Required task>
Omit the pictures, then reproduce every remaining record exactly.

Provided records>

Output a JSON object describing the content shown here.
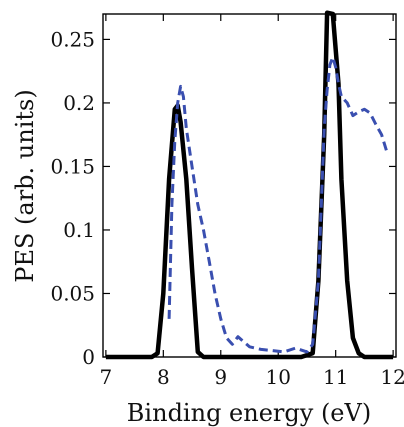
{
  "chart_data": {
    "type": "line",
    "xlabel": "Binding energy (eV)",
    "ylabel": "PES  (arb. units)",
    "xlim": [
      6.95,
      12.05
    ],
    "ylim": [
      0,
      0.27
    ],
    "x_ticks": [
      7,
      8,
      9,
      10,
      11,
      12
    ],
    "x_tick_labels": [
      "7",
      "8",
      "9",
      "10",
      "11",
      "12"
    ],
    "y_ticks": [
      0,
      0.05,
      0.1,
      0.15,
      0.2,
      0.25
    ],
    "y_tick_labels": [
      "0",
      "0.05",
      "0.1",
      "0.15",
      "0.2",
      "0.25"
    ],
    "grid": false,
    "series": [
      {
        "style": "solid",
        "color": "#000000",
        "x": [
          7.0,
          7.8,
          7.9,
          8.0,
          8.1,
          8.2,
          8.25,
          8.3,
          8.4,
          8.5,
          8.6,
          8.7,
          9.0,
          9.5,
          10.0,
          10.4,
          10.6,
          10.7,
          10.8,
          10.85,
          10.95,
          11.05,
          11.1,
          11.2,
          11.3,
          11.4,
          11.5,
          11.8,
          12.0
        ],
        "y": [
          0.0,
          0.0,
          0.003,
          0.05,
          0.14,
          0.195,
          0.198,
          0.185,
          0.14,
          0.07,
          0.004,
          0.0,
          0.0,
          0.0,
          0.0,
          0.0,
          0.003,
          0.06,
          0.175,
          0.271,
          0.27,
          0.215,
          0.14,
          0.06,
          0.015,
          0.003,
          0.0,
          0.0,
          0.0
        ]
      },
      {
        "style": "dashed",
        "color": "#3a4fb0",
        "x": [
          8.1,
          8.15,
          8.2,
          8.25,
          8.3,
          8.35,
          8.4,
          8.5,
          8.6,
          8.7,
          8.8,
          8.9,
          9.0,
          9.1,
          9.2,
          9.3,
          9.4,
          9.5,
          9.7,
          9.9,
          10.1,
          10.3,
          10.5,
          10.6,
          10.7,
          10.75,
          10.8,
          10.85,
          10.9,
          10.95,
          11.0,
          11.05,
          11.1,
          11.2,
          11.3,
          11.4,
          11.5,
          11.6,
          11.7,
          11.8,
          11.9
        ],
        "y": [
          0.03,
          0.12,
          0.17,
          0.2,
          0.213,
          0.205,
          0.18,
          0.15,
          0.12,
          0.1,
          0.075,
          0.05,
          0.03,
          0.015,
          0.01,
          0.016,
          0.012,
          0.008,
          0.006,
          0.005,
          0.004,
          0.007,
          0.004,
          0.01,
          0.06,
          0.12,
          0.18,
          0.21,
          0.23,
          0.236,
          0.228,
          0.215,
          0.205,
          0.2,
          0.19,
          0.193,
          0.195,
          0.192,
          0.183,
          0.175,
          0.16
        ]
      }
    ]
  }
}
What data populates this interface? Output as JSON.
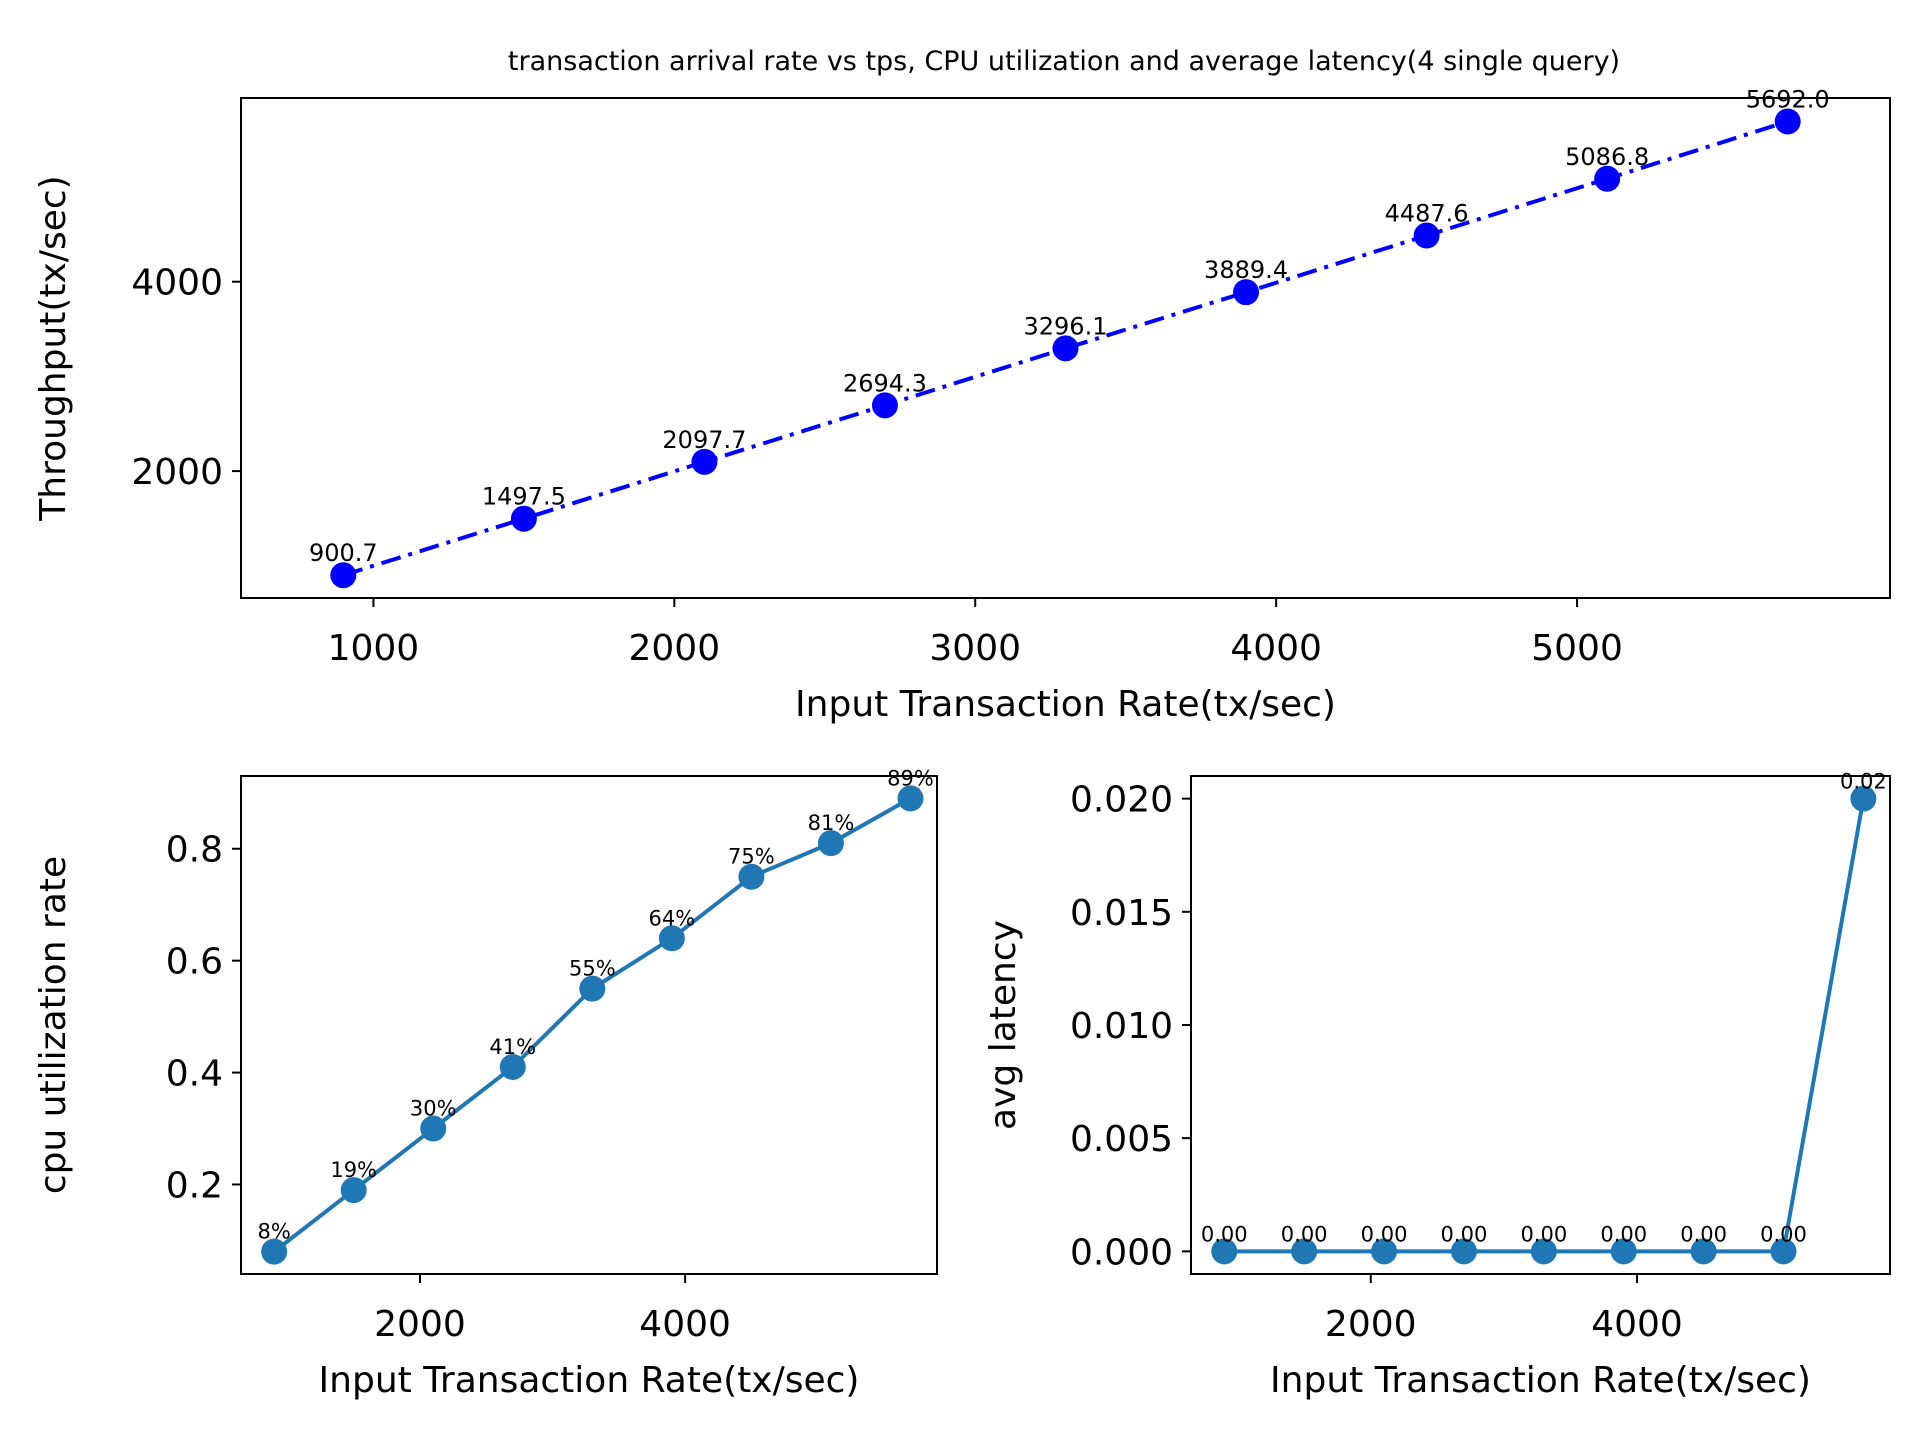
{
  "chart_data": [
    {
      "type": "line",
      "title": "transaction arrival rate vs tps, CPU utilization and average latency(4 single query)",
      "xlabel": "Input Transaction Rate(tx/sec)",
      "ylabel": "Throughput(tx/sec)",
      "x": [
        900,
        1500,
        2100,
        2700,
        3300,
        3900,
        4500,
        5100,
        5700
      ],
      "series": [
        {
          "name": "throughput",
          "values": [
            900.7,
            1497.5,
            2097.7,
            2694.3,
            3296.1,
            3889.4,
            4487.6,
            5086.8,
            5692.0
          ]
        }
      ],
      "data_labels": [
        "900.7",
        "1497.5",
        "2097.7",
        "2694.3",
        "3296.1",
        "3889.4",
        "4487.6",
        "5086.8",
        "5692.0"
      ],
      "xlim": [
        560,
        6040
      ],
      "ylim": [
        660,
        5940
      ],
      "xticks": [
        1000,
        2000,
        3000,
        4000,
        5000
      ],
      "xtick_labels": [
        "1000",
        "2000",
        "3000",
        "4000",
        "5000"
      ],
      "yticks": [
        2000,
        4000
      ],
      "ytick_labels": [
        "2000",
        "4000"
      ],
      "line_style": "dash-dot",
      "color": "#0000ff"
    },
    {
      "type": "line",
      "xlabel": "Input Transaction Rate(tx/sec)",
      "ylabel": "cpu utilization rate",
      "x": [
        900,
        1500,
        2100,
        2700,
        3300,
        3900,
        4500,
        5100,
        5700
      ],
      "series": [
        {
          "name": "cpu",
          "values": [
            0.08,
            0.19,
            0.3,
            0.41,
            0.55,
            0.64,
            0.75,
            0.81,
            0.89
          ]
        }
      ],
      "data_labels": [
        "8%",
        "19%",
        "30%",
        "41%",
        "55%",
        "64%",
        "75%",
        "81%",
        "89%"
      ],
      "xlim": [
        650,
        5900
      ],
      "ylim": [
        0.04,
        0.93
      ],
      "xticks": [
        2000,
        4000
      ],
      "xtick_labels": [
        "2000",
        "4000"
      ],
      "yticks": [
        0.2,
        0.4,
        0.6,
        0.8
      ],
      "ytick_labels": [
        "0.2",
        "0.4",
        "0.6",
        "0.8"
      ],
      "line_style": "solid",
      "color": "#1f77b4"
    },
    {
      "type": "line",
      "xlabel": "Input Transaction Rate(tx/sec)",
      "ylabel": "avg latency",
      "x": [
        900,
        1500,
        2100,
        2700,
        3300,
        3900,
        4500,
        5100,
        5700
      ],
      "series": [
        {
          "name": "latency",
          "values": [
            0.0,
            0.0,
            0.0,
            0.0,
            0.0,
            0.0,
            0.0,
            0.0,
            0.02
          ]
        }
      ],
      "data_labels": [
        "0.00",
        "0.00",
        "0.00",
        "0.00",
        "0.00",
        "0.00",
        "0.00",
        "0.00",
        "0.02"
      ],
      "xlim": [
        650,
        5900
      ],
      "ylim": [
        -0.001,
        0.021
      ],
      "xticks": [
        2000,
        4000
      ],
      "xtick_labels": [
        "2000",
        "4000"
      ],
      "yticks": [
        0.0,
        0.005,
        0.01,
        0.015,
        0.02
      ],
      "ytick_labels": [
        "0.000",
        "0.005",
        "0.010",
        "0.015",
        "0.020"
      ],
      "line_style": "solid",
      "color": "#1f77b4"
    }
  ]
}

Result>
Output a JSON object describing the content shown here.
{
  "chart_data": {
    "type": "line",
    "xlabel": "Binding energy (eV)",
    "ylabel": "PES  (arb. units)",
    "xlim": [
      6.95,
      12.05
    ],
    "ylim": [
      0,
      0.27
    ],
    "x_ticks": [
      7,
      8,
      9,
      10,
      11,
      12
    ],
    "x_tick_labels": [
      "7",
      "8",
      "9",
      "10",
      "11",
      "12"
    ],
    "y_ticks": [
      0,
      0.05,
      0.1,
      0.15,
      0.2,
      0.25
    ],
    "y_tick_labels": [
      "0",
      "0.05",
      "0.1",
      "0.15",
      "0.2",
      "0.25"
    ],
    "grid": false,
    "series": [
      {
        "style": "solid",
        "color": "#000000",
        "x": [
          7.0,
          7.8,
          7.9,
          8.0,
          8.1,
          8.2,
          8.25,
          8.3,
          8.4,
          8.5,
          8.6,
          8.7,
          9.0,
          9.5,
          10.0,
          10.4,
          10.6,
          10.7,
          10.8,
          10.85,
          10.95,
          11.05,
          11.1,
          11.2,
          11.3,
          11.4,
          11.5,
          11.8,
          12.0
        ],
        "y": [
          0.0,
          0.0,
          0.003,
          0.05,
          0.14,
          0.195,
          0.198,
          0.185,
          0.14,
          0.07,
          0.004,
          0.0,
          0.0,
          0.0,
          0.0,
          0.0,
          0.003,
          0.06,
          0.175,
          0.271,
          0.27,
          0.215,
          0.14,
          0.06,
          0.015,
          0.003,
          0.0,
          0.0,
          0.0
        ]
      },
      {
        "style": "dashed",
        "color": "#3a4fb0",
        "x": [
          8.1,
          8.15,
          8.2,
          8.25,
          8.3,
          8.35,
          8.4,
          8.5,
          8.6,
          8.7,
          8.8,
          8.9,
          9.0,
          9.1,
          9.2,
          9.3,
          9.4,
          9.5,
          9.7,
          9.9,
          10.1,
          10.3,
          10.5,
          10.6,
          10.7,
          10.75,
          10.8,
          10.85,
          10.9,
          10.95,
          11.0,
          11.05,
          11.1,
          11.2,
          11.3,
          11.4,
          11.5,
          11.6,
          11.7,
          11.8,
          11.9
        ],
        "y": [
          0.03,
          0.12,
          0.17,
          0.2,
          0.213,
          0.205,
          0.18,
          0.15,
          0.12,
          0.1,
          0.075,
          0.05,
          0.03,
          0.015,
          0.01,
          0.016,
          0.012,
          0.008,
          0.006,
          0.005,
          0.004,
          0.007,
          0.004,
          0.01,
          0.06,
          0.12,
          0.18,
          0.21,
          0.23,
          0.236,
          0.228,
          0.215,
          0.205,
          0.2,
          0.19,
          0.193,
          0.195,
          0.192,
          0.183,
          0.175,
          0.16
        ]
      }
    ]
  }
}
What data populates this interface? Output as JSON.
{
  "chart_data": [
    {
      "type": "line",
      "title": "transaction arrival rate vs tps, CPU utilization and average latency(4 single query)",
      "xlabel": "Input Transaction Rate(tx/sec)",
      "ylabel": "Throughput(tx/sec)",
      "x": [
        900,
        1500,
        2100,
        2700,
        3300,
        3900,
        4500,
        5100,
        5700
      ],
      "series": [
        {
          "name": "throughput",
          "values": [
            900.7,
            1497.5,
            2097.7,
            2694.3,
            3296.1,
            3889.4,
            4487.6,
            5086.8,
            5692.0
          ]
        }
      ],
      "data_labels": [
        "900.7",
        "1497.5",
        "2097.7",
        "2694.3",
        "3296.1",
        "3889.4",
        "4487.6",
        "5086.8",
        "5692.0"
      ],
      "xlim": [
        560,
        6040
      ],
      "ylim": [
        660,
        5940
      ],
      "xticks": [
        1000,
        2000,
        3000,
        4000,
        5000
      ],
      "xtick_labels": [
        "1000",
        "2000",
        "3000",
        "4000",
        "5000"
      ],
      "yticks": [
        2000,
        4000
      ],
      "ytick_labels": [
        "2000",
        "4000"
      ],
      "line_style": "dash-dot",
      "color": "#0000ff"
    },
    {
      "type": "line",
      "xlabel": "Input Transaction Rate(tx/sec)",
      "ylabel": "cpu utilization rate",
      "x": [
        900,
        1500,
        2100,
        2700,
        3300,
        3900,
        4500,
        5100,
        5700
      ],
      "series": [
        {
          "name": "cpu",
          "values": [
            0.08,
            0.19,
            0.3,
            0.41,
            0.55,
            0.64,
            0.75,
            0.81,
            0.89
          ]
        }
      ],
      "data_labels": [
        "8%",
        "19%",
        "30%",
        "41%",
        "55%",
        "64%",
        "75%",
        "81%",
        "89%"
      ],
      "xlim": [
        650,
        5900
      ],
      "ylim": [
        0.04,
        0.93
      ],
      "xticks": [
        2000,
        4000
      ],
      "xtick_labels": [
        "2000",
        "4000"
      ],
      "yticks": [
        0.2,
        0.4,
        0.6,
        0.8
      ],
      "ytick_labels": [
        "0.2",
        "0.4",
        "0.6",
        "0.8"
      ],
      "line_style": "solid",
      "color": "#1f77b4"
    },
    {
      "type": "line",
      "xlabel": "Input Transaction Rate(tx/sec)",
      "ylabel": "avg latency",
      "x": [
        900,
        1500,
        2100,
        2700,
        3300,
        3900,
        4500,
        5100,
        5700
      ],
      "series": [
        {
          "name": "latency",
          "values": [
            0.0,
            0.0,
            0.0,
            0.0,
            0.0,
            0.0,
            0.0,
            0.0,
            0.02
          ]
        }
      ],
      "data_labels": [
        "0.00",
        "0.00",
        "0.00",
        "0.00",
        "0.00",
        "0.00",
        "0.00",
        "0.00",
        "0.02"
      ],
      "xlim": [
        650,
        5900
      ],
      "ylim": [
        -0.001,
        0.021
      ],
      "xticks": [
        2000,
        4000
      ],
      "xtick_labels": [
        "2000",
        "4000"
      ],
      "yticks": [
        0.0,
        0.005,
        0.01,
        0.015,
        0.02
      ],
      "ytick_labels": [
        "0.000",
        "0.005",
        "0.010",
        "0.015",
        "0.020"
      ],
      "line_style": "solid",
      "color": "#1f77b4"
    }
  ]
}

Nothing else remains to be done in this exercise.